For each line in the data below that holds "horizontal", return a copy.

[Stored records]
=======
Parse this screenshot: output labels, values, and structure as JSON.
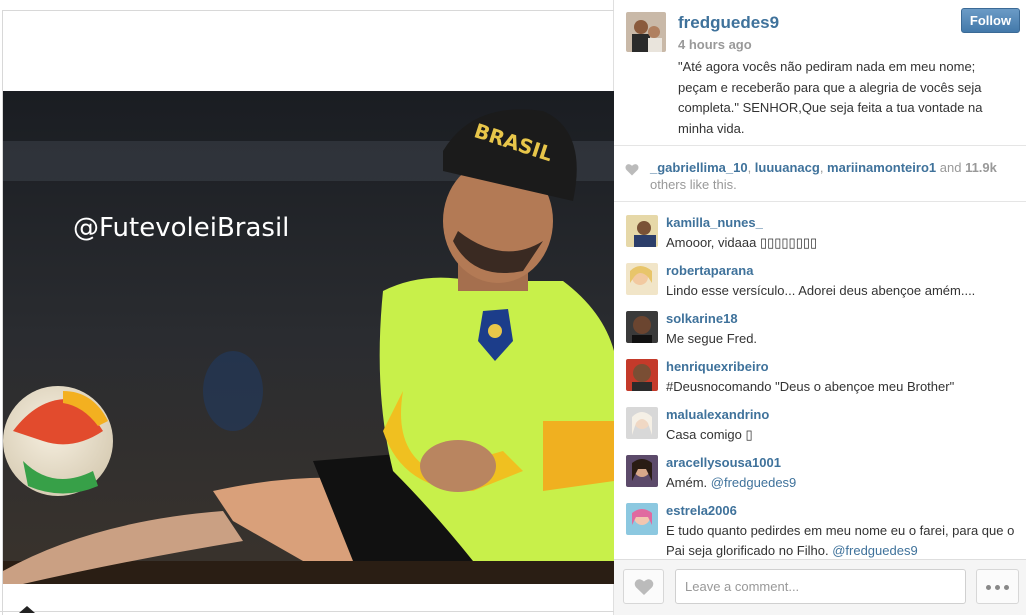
{
  "post": {
    "watermark": "@FutevoleiBrasil",
    "photo_description_icon": "soccer-player-photo",
    "beanie_text": "BRASIL"
  },
  "owner": {
    "username": "fredguedes9",
    "time": "4 hours ago",
    "caption": "\"Até agora vocês não pediram nada em meu nome; peçam e receberão para que a alegria de vocês seja completa.\" SENHOR,Que seja feita a tua vontade na minha vida.",
    "follow_label": "Follow"
  },
  "likes": {
    "users": [
      "_gabriellima_10",
      "luuuanacg",
      "mariinamonteiro1"
    ],
    "sep1": ", ",
    "sep2": ", ",
    "and_text": " and ",
    "count": "11.9k",
    "others_text": "others like this."
  },
  "comments": [
    {
      "user": "kamilla_nunes_",
      "text": "Amooor, vidaaa ▯▯▯▯▯▯▯▯",
      "mention": ""
    },
    {
      "user": "robertaparana",
      "text": "Lindo esse versículo... Adorei deus abençoe amém....",
      "mention": ""
    },
    {
      "user": "solkarine18",
      "text": "Me segue Fred.",
      "mention": ""
    },
    {
      "user": "henriquexribeiro",
      "text": "#Deusnocomando \"Deus o abençoe meu Brother\"",
      "mention": ""
    },
    {
      "user": "malualexandrino",
      "text": "Casa comigo ▯",
      "mention": ""
    },
    {
      "user": "aracellysousa1001",
      "text": "Amém. ",
      "mention": "@fredguedes9"
    },
    {
      "user": "estrela2006",
      "text": "E tudo quanto pedirdes em meu nome eu o farei, para que o Pai seja glorificado no Filho. ",
      "mention": "@fredguedes9"
    }
  ],
  "composer": {
    "placeholder": "Leave a comment..."
  },
  "colors": {
    "link": "#3f729b",
    "follow_bg": "#4c82b3",
    "jersey": "#c8f04a"
  }
}
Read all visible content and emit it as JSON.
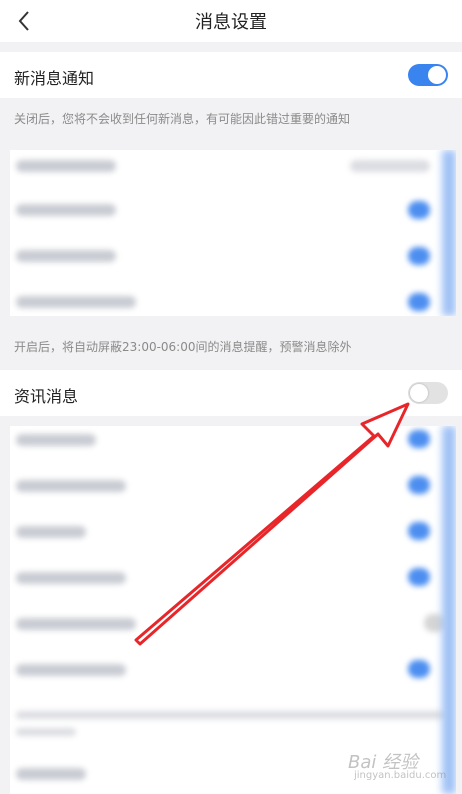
{
  "header": {
    "title": "消息设置"
  },
  "new_message": {
    "label": "新消息通知",
    "enabled": true,
    "hint": "关闭后，您将不会收到任何新消息，有可能因此错过重要的通知"
  },
  "dnd_hint": "开启后，将自动屏蔽23:00-06:00间的消息提醒，预警消息除外",
  "news": {
    "label": "资讯消息",
    "enabled": false
  },
  "colors": {
    "accent": "#3a84f0",
    "annotation_arrow": "#e8262a"
  },
  "watermark": {
    "logo": "Bai 经验",
    "url": "jingyan.baidu.com"
  }
}
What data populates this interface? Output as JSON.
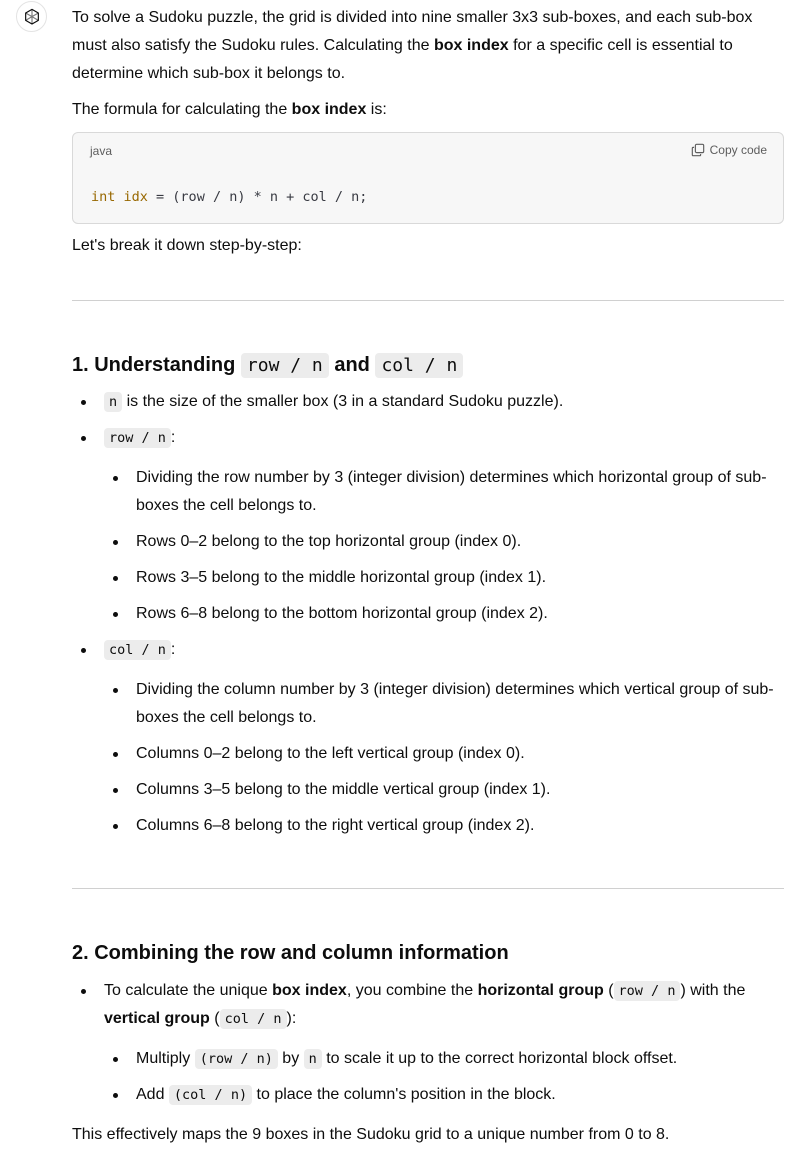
{
  "assistant": {
    "avatar_icon": "openai-logo-icon"
  },
  "intro": {
    "p1_before": "To solve a Sudoku puzzle, the grid is divided into nine smaller 3x3 sub-boxes, and each sub-box must also satisfy the Sudoku rules. Calculating the ",
    "p1_bold": "box index",
    "p1_after": " for a specific cell is essential to determine which sub-box it belongs to.",
    "p2_before": "The formula for calculating the ",
    "p2_bold": "box index",
    "p2_after": " is:"
  },
  "code_block": {
    "language": "java",
    "copy_label": "Copy code",
    "tokens": {
      "kw": "int",
      "sp1": " ",
      "var": "idx",
      "rest": " = (row / n) * n + col / n;"
    }
  },
  "breakdown_text": "Let's break it down step-by-step:",
  "section1": {
    "heading_prefix": "1. Understanding ",
    "heading_code1": "row / n",
    "heading_mid": " and ",
    "heading_code2": "col / n",
    "items": [
      {
        "code": "n",
        "text": " is the size of the smaller box (3 in a standard Sudoku puzzle)."
      },
      {
        "code": "row / n",
        "suffix": ":",
        "sub": [
          "Dividing the row number by 3 (integer division) determines which horizontal group of sub-boxes the cell belongs to.",
          "Rows 0–2 belong to the top horizontal group (index 0).",
          "Rows 3–5 belong to the middle horizontal group (index 1).",
          "Rows 6–8 belong to the bottom horizontal group (index 2)."
        ]
      },
      {
        "code": "col / n",
        "suffix": ":",
        "sub": [
          "Dividing the column number by 3 (integer division) determines which vertical group of sub-boxes the cell belongs to.",
          "Columns 0–2 belong to the left vertical group (index 0).",
          "Columns 3–5 belong to the middle vertical group (index 1).",
          "Columns 6–8 belong to the right vertical group (index 2)."
        ]
      }
    ]
  },
  "section2": {
    "heading": "2. Combining the row and column information",
    "item": {
      "t1": "To calculate the unique ",
      "b1": "box index",
      "t2": ", you combine the ",
      "b2": "horizontal group",
      "t3": " (",
      "c1": "row / n",
      "t4": ") with the ",
      "b3": "vertical group",
      "t5": " (",
      "c2": "col / n",
      "t6": "):"
    },
    "sub": [
      {
        "t1": "Multiply ",
        "c1": "(row / n)",
        "t2": " by ",
        "c2": "n",
        "t3": " to scale it up to the correct horizontal block offset."
      },
      {
        "t1": "Add ",
        "c1": "(col / n)",
        "t2": " to place the column's position in the block."
      }
    ]
  },
  "closing": "This effectively maps the 9 boxes in the Sudoku grid to a unique number from 0 to 8."
}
=======
ANSWER TO THE PROBLEM:
          "Dividing the row number by 3 (integer division) determines which horizontal group of sub-boxes the cell belongs to.",
          "Rows 0–2 belong to the top horizontal group (index 0).",
          "Rows 3–5 belong to the middle horizontal group (index 1).",
          "Rows 6–8 belong to the bottom horizontal group (index 2)."
      "b2": "horizontal group",
        "t3": " to scale it up to the correct horizontal block offset."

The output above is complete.